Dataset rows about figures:
[start]
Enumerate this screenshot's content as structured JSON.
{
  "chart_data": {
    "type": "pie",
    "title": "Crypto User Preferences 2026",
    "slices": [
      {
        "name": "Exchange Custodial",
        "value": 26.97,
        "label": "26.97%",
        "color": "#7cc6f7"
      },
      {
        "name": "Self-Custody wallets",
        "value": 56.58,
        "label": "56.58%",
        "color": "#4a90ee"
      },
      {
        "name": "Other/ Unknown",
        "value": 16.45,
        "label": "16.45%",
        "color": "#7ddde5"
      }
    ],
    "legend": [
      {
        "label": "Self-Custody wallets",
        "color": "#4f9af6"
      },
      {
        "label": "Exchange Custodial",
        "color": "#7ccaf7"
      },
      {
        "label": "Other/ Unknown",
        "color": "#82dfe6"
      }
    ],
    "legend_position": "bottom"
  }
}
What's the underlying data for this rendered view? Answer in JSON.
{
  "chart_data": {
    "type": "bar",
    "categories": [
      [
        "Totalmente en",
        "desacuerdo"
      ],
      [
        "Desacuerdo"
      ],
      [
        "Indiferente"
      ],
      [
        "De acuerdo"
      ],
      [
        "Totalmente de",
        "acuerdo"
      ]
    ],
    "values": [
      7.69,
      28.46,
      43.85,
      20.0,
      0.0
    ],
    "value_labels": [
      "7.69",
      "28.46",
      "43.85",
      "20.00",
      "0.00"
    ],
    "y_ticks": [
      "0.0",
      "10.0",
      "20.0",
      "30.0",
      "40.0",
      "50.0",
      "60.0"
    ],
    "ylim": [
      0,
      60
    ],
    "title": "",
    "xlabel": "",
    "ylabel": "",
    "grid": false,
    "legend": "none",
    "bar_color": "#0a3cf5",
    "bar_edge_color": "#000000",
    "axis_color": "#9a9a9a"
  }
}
[end]
[start]
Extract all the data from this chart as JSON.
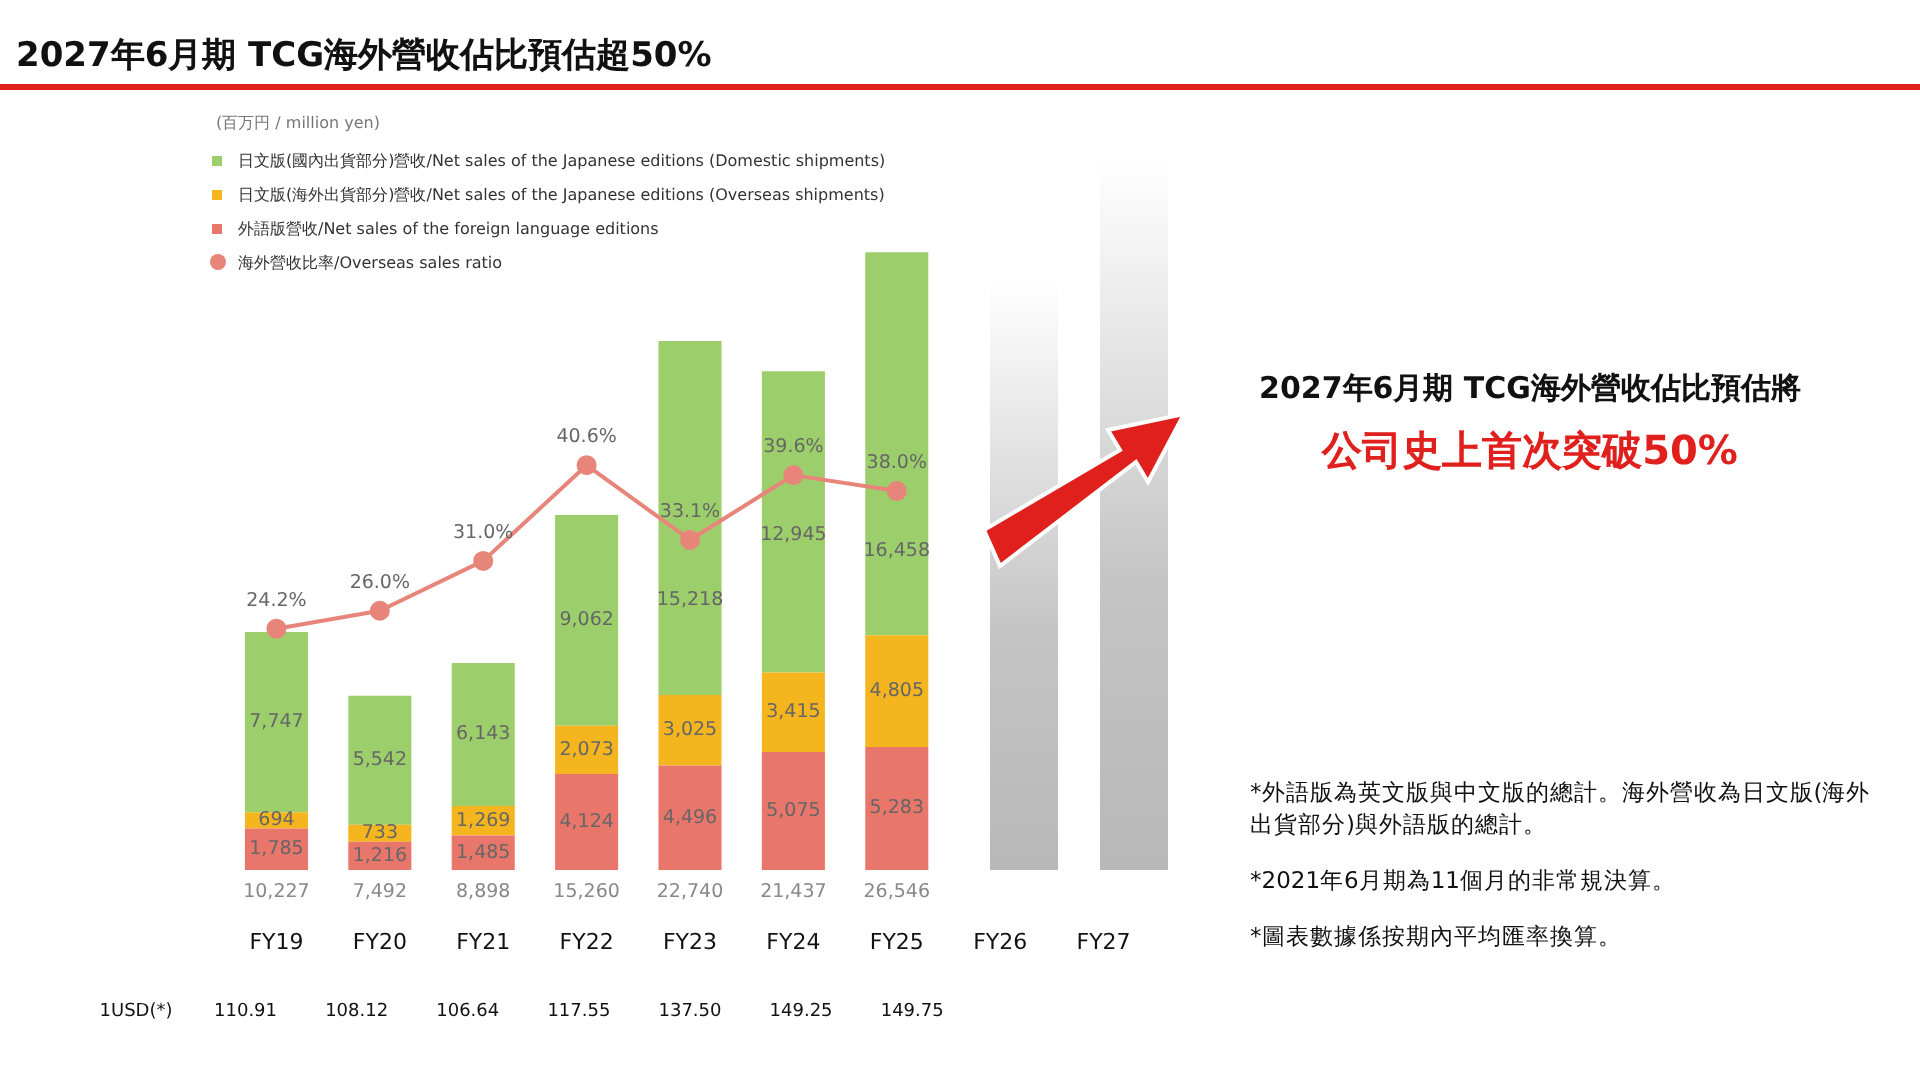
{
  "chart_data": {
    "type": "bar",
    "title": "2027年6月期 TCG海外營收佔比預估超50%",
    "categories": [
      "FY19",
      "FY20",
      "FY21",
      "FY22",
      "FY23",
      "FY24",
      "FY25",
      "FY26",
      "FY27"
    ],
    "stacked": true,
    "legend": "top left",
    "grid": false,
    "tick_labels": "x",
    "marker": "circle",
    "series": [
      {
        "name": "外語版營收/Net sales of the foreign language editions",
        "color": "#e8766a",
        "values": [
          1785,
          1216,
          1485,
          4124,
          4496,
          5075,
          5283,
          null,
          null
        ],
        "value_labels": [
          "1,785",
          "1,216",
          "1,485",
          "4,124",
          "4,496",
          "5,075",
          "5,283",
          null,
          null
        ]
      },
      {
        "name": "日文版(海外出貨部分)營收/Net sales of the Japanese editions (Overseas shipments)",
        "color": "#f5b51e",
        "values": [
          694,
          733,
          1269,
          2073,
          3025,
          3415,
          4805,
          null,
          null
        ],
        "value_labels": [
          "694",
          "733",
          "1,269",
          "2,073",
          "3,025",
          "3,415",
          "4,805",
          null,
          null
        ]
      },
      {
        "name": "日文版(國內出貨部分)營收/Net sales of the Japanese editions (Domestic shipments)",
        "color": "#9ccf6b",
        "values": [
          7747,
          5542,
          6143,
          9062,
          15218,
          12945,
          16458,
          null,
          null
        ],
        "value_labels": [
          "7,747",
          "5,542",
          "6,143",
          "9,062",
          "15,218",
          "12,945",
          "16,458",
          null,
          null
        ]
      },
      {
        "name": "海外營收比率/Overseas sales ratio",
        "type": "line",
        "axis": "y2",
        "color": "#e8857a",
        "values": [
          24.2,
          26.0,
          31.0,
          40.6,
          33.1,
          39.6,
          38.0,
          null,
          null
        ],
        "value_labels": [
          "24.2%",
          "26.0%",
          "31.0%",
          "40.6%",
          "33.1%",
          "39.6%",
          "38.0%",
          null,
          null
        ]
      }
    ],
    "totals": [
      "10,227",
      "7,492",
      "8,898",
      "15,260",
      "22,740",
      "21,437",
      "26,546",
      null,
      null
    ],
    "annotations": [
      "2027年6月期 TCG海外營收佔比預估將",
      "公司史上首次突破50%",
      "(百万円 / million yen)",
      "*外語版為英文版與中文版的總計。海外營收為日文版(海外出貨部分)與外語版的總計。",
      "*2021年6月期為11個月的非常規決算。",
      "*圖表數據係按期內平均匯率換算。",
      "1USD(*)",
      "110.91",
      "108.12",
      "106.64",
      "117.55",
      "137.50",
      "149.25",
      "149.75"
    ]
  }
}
[end]
[start]
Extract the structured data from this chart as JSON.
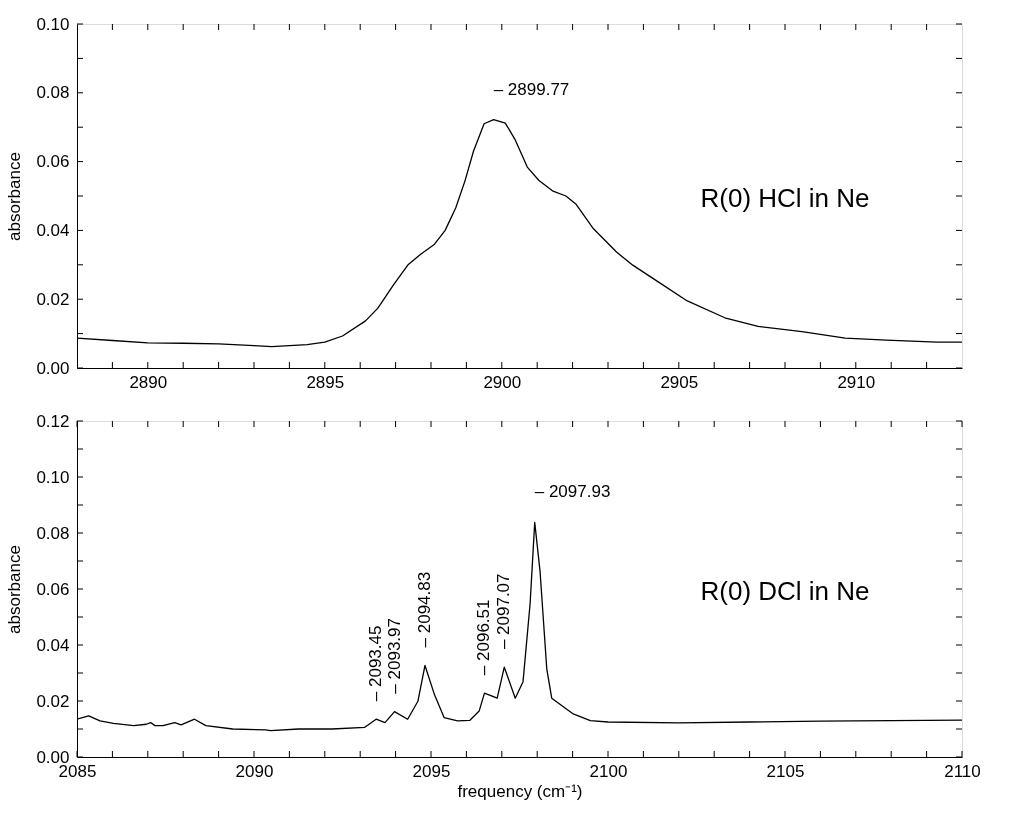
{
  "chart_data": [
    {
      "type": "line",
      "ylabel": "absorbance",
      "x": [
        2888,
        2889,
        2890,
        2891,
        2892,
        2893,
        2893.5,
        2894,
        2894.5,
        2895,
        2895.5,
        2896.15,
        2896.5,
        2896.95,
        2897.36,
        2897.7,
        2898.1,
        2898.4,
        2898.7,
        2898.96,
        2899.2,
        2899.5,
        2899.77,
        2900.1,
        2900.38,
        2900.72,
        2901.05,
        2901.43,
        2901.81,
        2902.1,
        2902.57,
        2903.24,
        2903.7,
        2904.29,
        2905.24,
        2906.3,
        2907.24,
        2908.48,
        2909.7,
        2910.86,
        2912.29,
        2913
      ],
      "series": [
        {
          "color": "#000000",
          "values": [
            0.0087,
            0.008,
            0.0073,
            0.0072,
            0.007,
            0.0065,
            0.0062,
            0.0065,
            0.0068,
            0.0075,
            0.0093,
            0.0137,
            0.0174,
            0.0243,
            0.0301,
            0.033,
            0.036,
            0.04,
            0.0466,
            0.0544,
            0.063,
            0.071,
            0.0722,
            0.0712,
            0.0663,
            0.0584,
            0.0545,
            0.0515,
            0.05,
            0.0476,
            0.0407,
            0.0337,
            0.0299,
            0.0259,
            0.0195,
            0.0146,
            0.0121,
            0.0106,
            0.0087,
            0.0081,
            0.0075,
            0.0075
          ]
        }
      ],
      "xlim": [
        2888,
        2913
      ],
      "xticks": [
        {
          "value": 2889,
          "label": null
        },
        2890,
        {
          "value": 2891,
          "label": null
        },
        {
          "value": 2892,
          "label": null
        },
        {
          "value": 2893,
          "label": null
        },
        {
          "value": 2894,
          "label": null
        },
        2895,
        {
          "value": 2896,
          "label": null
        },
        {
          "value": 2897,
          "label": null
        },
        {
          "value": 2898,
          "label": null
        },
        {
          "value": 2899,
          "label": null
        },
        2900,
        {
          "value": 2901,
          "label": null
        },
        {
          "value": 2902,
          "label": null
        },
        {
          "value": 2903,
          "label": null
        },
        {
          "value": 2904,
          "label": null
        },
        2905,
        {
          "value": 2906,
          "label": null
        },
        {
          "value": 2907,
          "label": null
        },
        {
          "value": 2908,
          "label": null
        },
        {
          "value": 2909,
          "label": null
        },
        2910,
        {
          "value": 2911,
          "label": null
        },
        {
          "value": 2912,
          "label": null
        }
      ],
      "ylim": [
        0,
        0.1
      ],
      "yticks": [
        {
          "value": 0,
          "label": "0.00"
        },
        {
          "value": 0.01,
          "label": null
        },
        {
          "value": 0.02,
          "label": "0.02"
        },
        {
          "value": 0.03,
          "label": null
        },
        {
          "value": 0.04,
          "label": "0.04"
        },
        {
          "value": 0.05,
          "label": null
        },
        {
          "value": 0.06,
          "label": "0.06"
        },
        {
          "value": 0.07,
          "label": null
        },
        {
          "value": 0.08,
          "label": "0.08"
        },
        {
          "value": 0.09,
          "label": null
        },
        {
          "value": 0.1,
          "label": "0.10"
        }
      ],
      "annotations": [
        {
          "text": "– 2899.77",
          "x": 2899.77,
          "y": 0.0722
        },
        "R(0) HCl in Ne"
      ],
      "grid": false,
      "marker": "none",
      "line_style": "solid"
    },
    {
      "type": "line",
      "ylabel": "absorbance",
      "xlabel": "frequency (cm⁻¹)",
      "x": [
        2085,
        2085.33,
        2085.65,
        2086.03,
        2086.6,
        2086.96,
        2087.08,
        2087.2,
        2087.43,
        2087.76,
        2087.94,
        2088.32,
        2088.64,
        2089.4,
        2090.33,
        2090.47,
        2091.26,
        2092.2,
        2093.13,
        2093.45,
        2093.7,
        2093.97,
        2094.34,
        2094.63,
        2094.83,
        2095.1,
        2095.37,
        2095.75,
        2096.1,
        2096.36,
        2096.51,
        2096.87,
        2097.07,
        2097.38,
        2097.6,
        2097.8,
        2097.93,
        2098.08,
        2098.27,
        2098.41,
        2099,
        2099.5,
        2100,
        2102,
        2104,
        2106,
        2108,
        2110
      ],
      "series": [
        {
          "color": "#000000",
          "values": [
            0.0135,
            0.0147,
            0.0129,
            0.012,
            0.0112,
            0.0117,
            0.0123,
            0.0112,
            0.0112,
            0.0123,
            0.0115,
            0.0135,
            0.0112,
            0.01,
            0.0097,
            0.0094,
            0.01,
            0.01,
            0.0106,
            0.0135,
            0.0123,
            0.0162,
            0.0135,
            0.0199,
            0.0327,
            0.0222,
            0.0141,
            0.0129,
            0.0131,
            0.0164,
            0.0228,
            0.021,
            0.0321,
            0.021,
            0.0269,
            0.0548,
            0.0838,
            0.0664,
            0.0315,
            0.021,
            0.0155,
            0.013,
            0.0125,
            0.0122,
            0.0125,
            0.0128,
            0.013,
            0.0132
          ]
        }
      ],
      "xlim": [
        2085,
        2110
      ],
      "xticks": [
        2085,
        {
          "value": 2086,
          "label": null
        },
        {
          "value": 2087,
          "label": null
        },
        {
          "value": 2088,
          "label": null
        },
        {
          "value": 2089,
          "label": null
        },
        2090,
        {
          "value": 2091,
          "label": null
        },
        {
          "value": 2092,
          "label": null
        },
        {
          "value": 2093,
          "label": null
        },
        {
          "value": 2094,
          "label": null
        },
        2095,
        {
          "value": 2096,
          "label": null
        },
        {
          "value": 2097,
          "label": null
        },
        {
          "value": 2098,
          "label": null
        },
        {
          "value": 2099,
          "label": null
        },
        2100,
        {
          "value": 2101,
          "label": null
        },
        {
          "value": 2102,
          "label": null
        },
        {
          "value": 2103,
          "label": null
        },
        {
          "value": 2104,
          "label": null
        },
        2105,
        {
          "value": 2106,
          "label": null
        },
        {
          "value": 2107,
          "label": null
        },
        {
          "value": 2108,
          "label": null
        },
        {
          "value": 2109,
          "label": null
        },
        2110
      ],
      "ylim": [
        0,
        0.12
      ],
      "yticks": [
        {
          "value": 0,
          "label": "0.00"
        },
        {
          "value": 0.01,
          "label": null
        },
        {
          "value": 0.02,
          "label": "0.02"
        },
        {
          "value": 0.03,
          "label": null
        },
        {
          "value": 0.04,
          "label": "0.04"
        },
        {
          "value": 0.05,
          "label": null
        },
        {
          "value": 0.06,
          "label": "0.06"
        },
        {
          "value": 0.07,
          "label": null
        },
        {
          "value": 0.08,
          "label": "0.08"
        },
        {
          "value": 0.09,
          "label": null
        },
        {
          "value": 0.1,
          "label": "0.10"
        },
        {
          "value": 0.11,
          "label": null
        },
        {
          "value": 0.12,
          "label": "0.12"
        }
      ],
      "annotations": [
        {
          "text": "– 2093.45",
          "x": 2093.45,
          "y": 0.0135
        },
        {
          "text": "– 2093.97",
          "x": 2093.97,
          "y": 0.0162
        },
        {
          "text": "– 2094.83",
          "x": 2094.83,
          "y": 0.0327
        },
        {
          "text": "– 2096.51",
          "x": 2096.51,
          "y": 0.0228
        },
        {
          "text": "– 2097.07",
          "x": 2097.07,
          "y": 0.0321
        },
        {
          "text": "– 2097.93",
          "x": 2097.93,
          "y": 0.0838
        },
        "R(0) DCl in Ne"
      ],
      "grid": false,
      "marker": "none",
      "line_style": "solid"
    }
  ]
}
[end]
* _Given problem_
Show every line in the records above that contains the word "Extract".

* _Finished task_
Extract all the data from this chart as JSON.
Extract the structured data from this chart as JSON.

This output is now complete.